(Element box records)
== == ==

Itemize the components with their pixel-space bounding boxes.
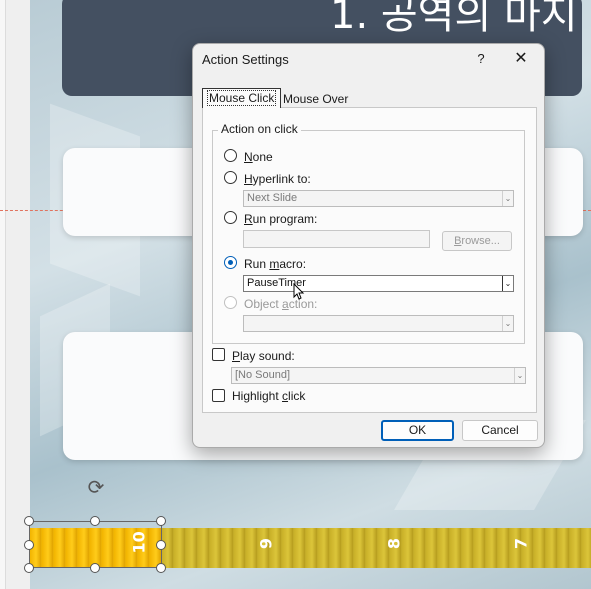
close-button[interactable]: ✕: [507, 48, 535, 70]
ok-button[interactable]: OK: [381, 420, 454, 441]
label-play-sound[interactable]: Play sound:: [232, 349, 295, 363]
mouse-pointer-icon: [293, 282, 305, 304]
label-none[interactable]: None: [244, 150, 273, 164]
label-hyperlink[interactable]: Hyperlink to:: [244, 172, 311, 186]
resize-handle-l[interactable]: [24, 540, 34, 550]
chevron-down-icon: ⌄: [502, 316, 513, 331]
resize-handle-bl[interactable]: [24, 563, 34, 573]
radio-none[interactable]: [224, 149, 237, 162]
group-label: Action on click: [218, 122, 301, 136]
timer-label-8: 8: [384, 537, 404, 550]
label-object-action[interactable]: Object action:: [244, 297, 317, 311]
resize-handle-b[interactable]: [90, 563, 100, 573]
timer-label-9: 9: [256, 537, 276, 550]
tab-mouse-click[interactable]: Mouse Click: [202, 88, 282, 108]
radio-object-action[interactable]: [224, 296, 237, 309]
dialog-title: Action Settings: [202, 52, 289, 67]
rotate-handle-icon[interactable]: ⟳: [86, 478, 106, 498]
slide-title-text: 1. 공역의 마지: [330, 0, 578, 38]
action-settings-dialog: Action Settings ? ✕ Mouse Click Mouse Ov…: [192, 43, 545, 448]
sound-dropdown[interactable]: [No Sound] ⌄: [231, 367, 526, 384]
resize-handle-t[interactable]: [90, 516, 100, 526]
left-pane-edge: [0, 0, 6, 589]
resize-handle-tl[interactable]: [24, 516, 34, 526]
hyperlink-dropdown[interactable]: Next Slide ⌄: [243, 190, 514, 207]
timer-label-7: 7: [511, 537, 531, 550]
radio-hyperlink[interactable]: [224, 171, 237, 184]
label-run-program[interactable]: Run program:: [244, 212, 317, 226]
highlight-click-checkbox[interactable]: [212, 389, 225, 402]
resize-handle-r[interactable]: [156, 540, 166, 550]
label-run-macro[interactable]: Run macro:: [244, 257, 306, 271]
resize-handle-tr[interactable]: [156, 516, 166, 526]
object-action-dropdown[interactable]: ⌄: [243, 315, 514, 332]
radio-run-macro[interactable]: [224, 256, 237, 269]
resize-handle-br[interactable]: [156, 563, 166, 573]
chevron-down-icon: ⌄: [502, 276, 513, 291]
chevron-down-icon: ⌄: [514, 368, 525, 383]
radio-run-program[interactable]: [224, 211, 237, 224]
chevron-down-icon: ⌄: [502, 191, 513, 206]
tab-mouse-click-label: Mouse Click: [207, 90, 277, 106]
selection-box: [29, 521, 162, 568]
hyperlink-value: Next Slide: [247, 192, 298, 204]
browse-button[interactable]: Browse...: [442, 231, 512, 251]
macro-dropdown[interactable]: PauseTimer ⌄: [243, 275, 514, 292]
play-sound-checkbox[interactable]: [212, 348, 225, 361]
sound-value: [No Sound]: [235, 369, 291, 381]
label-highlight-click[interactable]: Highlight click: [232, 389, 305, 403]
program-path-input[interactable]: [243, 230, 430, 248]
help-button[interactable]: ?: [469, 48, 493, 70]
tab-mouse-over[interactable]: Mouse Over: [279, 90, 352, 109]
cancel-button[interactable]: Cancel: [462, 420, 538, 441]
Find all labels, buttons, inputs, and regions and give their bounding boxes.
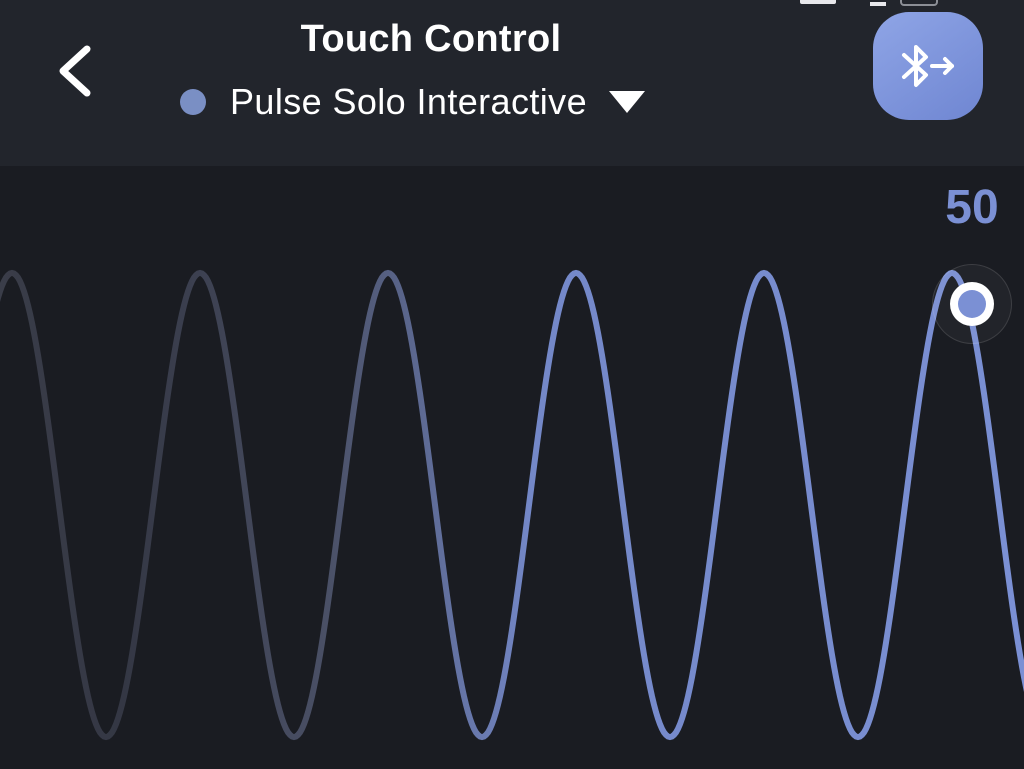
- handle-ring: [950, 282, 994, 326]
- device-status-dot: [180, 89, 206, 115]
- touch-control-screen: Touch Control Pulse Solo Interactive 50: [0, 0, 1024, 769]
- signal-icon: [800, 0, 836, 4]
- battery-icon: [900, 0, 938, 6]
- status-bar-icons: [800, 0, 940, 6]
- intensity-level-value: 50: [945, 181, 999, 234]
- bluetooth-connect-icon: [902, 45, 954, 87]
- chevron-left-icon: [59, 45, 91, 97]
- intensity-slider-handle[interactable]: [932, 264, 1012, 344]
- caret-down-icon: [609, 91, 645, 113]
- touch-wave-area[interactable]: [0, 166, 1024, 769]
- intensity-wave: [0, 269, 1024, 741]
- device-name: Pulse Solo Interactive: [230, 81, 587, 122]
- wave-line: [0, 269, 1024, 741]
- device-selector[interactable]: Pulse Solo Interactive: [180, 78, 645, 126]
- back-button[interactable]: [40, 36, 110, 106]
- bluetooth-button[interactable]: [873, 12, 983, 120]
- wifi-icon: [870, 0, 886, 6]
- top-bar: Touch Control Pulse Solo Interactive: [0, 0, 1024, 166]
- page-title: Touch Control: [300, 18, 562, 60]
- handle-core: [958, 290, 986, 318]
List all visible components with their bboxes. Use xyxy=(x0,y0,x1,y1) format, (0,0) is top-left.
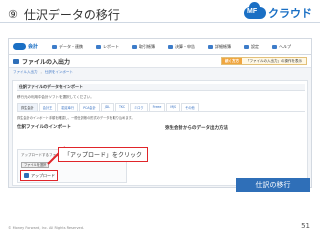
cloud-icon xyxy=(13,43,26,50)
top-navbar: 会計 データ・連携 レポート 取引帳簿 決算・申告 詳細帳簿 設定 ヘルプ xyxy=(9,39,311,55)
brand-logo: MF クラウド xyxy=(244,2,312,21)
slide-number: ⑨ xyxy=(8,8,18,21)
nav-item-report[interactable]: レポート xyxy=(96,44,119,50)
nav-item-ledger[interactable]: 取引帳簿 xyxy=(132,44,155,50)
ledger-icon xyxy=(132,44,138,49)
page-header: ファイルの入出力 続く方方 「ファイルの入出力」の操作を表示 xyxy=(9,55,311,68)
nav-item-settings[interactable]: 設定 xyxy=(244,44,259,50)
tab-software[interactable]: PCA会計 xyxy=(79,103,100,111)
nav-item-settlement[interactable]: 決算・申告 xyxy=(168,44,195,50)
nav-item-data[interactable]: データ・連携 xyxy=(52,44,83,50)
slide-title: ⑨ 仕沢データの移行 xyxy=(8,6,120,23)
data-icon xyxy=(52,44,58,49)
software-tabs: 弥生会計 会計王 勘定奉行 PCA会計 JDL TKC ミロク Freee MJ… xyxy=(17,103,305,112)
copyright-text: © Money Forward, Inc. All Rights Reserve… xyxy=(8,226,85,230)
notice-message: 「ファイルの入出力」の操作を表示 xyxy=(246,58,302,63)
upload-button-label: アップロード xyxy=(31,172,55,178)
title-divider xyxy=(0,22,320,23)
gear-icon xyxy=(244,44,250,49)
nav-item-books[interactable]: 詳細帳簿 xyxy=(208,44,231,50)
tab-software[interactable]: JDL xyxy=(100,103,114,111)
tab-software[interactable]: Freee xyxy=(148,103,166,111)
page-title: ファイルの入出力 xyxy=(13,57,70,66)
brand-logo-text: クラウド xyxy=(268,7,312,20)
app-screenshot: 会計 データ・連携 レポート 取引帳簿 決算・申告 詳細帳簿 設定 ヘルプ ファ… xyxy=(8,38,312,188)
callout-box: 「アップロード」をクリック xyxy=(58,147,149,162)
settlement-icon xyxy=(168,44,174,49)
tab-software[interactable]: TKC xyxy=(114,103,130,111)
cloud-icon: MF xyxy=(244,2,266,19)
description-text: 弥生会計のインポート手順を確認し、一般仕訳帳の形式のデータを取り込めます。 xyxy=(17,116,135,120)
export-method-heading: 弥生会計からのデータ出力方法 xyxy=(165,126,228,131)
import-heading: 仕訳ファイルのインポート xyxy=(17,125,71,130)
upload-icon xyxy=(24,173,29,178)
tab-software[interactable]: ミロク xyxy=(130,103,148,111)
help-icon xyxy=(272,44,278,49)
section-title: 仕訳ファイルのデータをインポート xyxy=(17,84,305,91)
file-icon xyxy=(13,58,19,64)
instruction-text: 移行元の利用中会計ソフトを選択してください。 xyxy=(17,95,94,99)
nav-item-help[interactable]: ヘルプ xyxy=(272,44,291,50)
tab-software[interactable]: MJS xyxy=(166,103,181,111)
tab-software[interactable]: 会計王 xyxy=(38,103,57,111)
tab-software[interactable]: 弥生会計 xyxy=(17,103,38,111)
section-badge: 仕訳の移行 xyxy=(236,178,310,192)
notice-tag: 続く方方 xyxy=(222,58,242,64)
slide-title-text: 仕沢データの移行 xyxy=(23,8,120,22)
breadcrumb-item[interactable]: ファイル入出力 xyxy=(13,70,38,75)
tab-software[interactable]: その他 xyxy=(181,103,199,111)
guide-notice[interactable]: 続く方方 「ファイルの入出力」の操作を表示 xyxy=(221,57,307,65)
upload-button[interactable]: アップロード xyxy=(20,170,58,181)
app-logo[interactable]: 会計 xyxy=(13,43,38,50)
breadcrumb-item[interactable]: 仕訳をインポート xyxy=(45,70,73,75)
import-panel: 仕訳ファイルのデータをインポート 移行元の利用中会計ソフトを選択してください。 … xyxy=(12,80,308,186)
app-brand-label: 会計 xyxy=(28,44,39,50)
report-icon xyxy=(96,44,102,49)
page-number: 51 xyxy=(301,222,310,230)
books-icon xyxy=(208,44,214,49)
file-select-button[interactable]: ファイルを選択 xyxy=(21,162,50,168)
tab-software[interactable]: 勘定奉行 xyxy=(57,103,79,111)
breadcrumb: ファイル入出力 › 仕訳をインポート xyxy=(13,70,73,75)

== == ==

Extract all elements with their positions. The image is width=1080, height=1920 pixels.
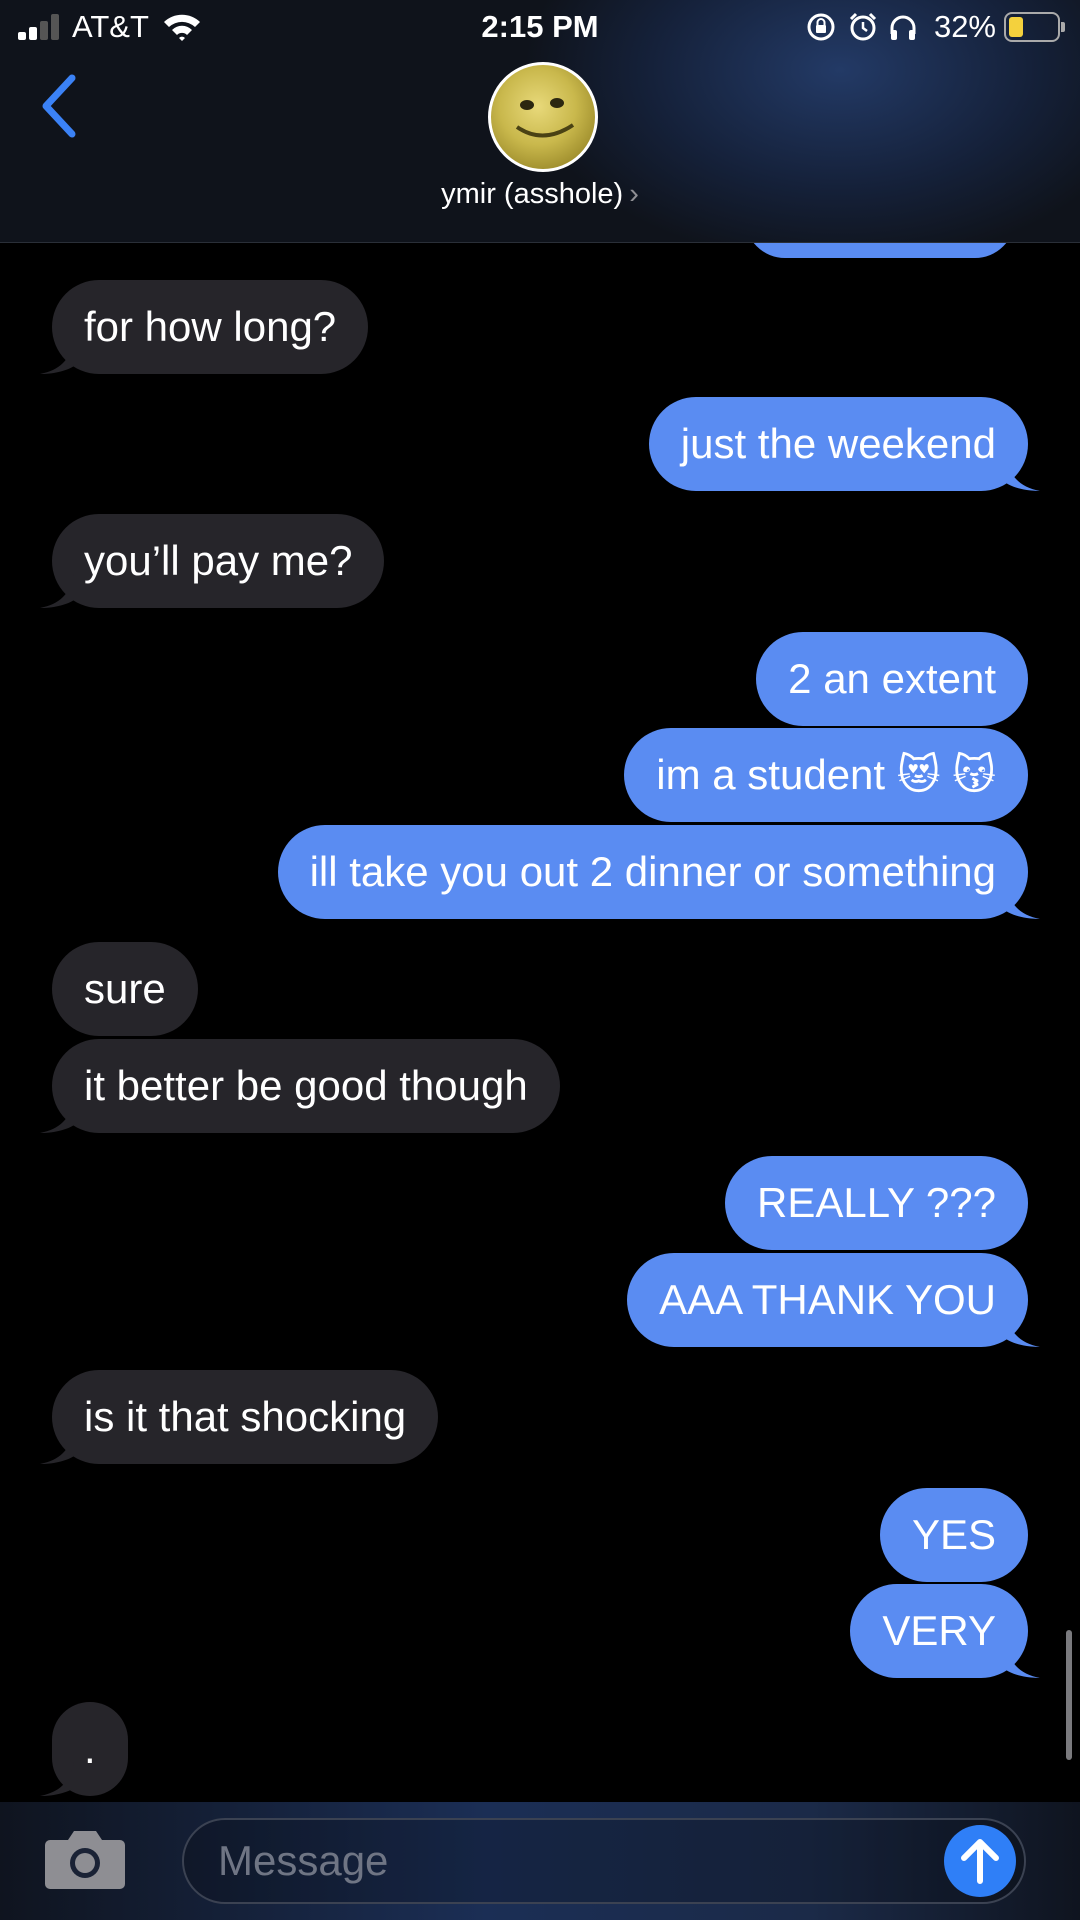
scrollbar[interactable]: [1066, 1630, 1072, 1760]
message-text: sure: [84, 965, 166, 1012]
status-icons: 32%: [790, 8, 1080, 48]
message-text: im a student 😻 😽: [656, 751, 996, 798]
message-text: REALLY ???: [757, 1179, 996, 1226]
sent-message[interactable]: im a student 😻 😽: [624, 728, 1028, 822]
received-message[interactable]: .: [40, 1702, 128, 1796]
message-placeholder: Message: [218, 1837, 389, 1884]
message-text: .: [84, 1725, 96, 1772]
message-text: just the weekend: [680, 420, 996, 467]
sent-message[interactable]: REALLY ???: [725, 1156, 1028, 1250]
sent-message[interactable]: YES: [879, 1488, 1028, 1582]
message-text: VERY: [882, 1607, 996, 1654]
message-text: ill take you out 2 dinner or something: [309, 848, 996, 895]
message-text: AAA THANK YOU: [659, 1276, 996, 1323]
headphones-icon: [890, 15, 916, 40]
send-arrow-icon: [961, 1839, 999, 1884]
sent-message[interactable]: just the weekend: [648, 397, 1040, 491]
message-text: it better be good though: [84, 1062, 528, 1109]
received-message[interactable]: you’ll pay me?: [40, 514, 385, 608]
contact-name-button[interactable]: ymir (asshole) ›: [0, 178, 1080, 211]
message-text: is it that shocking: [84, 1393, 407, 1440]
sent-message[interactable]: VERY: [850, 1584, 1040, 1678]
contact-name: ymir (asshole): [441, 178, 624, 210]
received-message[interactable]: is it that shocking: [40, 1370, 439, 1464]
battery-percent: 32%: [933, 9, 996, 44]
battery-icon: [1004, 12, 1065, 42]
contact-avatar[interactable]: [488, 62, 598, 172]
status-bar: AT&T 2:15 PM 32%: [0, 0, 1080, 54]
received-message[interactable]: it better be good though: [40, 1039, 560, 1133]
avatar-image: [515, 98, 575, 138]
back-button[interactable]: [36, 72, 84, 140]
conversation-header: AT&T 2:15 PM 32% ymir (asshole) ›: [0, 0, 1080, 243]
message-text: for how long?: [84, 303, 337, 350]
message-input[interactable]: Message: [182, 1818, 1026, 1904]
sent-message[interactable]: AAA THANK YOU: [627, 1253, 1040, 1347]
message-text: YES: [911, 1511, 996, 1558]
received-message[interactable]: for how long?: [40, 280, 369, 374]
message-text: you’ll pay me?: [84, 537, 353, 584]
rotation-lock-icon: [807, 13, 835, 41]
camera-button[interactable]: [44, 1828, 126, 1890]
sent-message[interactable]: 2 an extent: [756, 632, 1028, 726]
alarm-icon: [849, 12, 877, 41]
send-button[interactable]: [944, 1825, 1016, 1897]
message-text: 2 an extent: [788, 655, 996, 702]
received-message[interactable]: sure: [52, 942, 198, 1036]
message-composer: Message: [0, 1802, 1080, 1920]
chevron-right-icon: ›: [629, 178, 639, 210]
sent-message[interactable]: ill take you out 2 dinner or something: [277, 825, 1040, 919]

== == ==

## What is needed
Retype the lines above without any changes, from the line with "scrollbar[interactable]: [1066, 1630, 1072, 1760]" to the line with "status-bar: AT&T 2:15", including both of those lines.

## Exercise answer
scrollbar[interactable]: [1066, 1630, 1072, 1760]
message-text: sure: [84, 965, 166, 1012]
status-icons: 32%: [790, 8, 1080, 48]
message-text: im a student 😻 😽: [656, 751, 996, 798]
message-text: REALLY ???: [757, 1179, 996, 1226]
sent-message[interactable]: im a student 😻 😽: [624, 728, 1028, 822]
received-message[interactable]: .: [40, 1702, 128, 1796]
message-placeholder: Message: [218, 1837, 389, 1884]
message-text: .: [84, 1725, 96, 1772]
message-text: just the weekend: [680, 420, 996, 467]
sent-message[interactable]: REALLY ???: [725, 1156, 1028, 1250]
sent-message[interactable]: YES: [879, 1488, 1028, 1582]
message-text: VERY: [882, 1607, 996, 1654]
message-text: ill take you out 2 dinner or something: [309, 848, 996, 895]
message-text: AAA THANK YOU: [659, 1276, 996, 1323]
headphones-icon: [890, 15, 916, 40]
send-arrow-icon: [961, 1839, 999, 1884]
sent-message[interactable]: just the weekend: [648, 397, 1040, 491]
message-text: it better be good though: [84, 1062, 528, 1109]
received-message[interactable]: you’ll pay me?: [40, 514, 385, 608]
contact-name-button[interactable]: ymir (asshole) ›: [0, 178, 1080, 211]
message-text: is it that shocking: [84, 1393, 407, 1440]
sent-message[interactable]: VERY: [850, 1584, 1040, 1678]
contact-name: ymir (asshole): [441, 178, 624, 210]
received-message[interactable]: is it that shocking: [40, 1370, 439, 1464]
battery-percent: 32%: [933, 9, 996, 44]
battery-icon: [1004, 12, 1065, 42]
contact-avatar[interactable]: [488, 62, 598, 172]
status-bar: AT&T 2:15 PM 32%: [0, 0, 1080, 54]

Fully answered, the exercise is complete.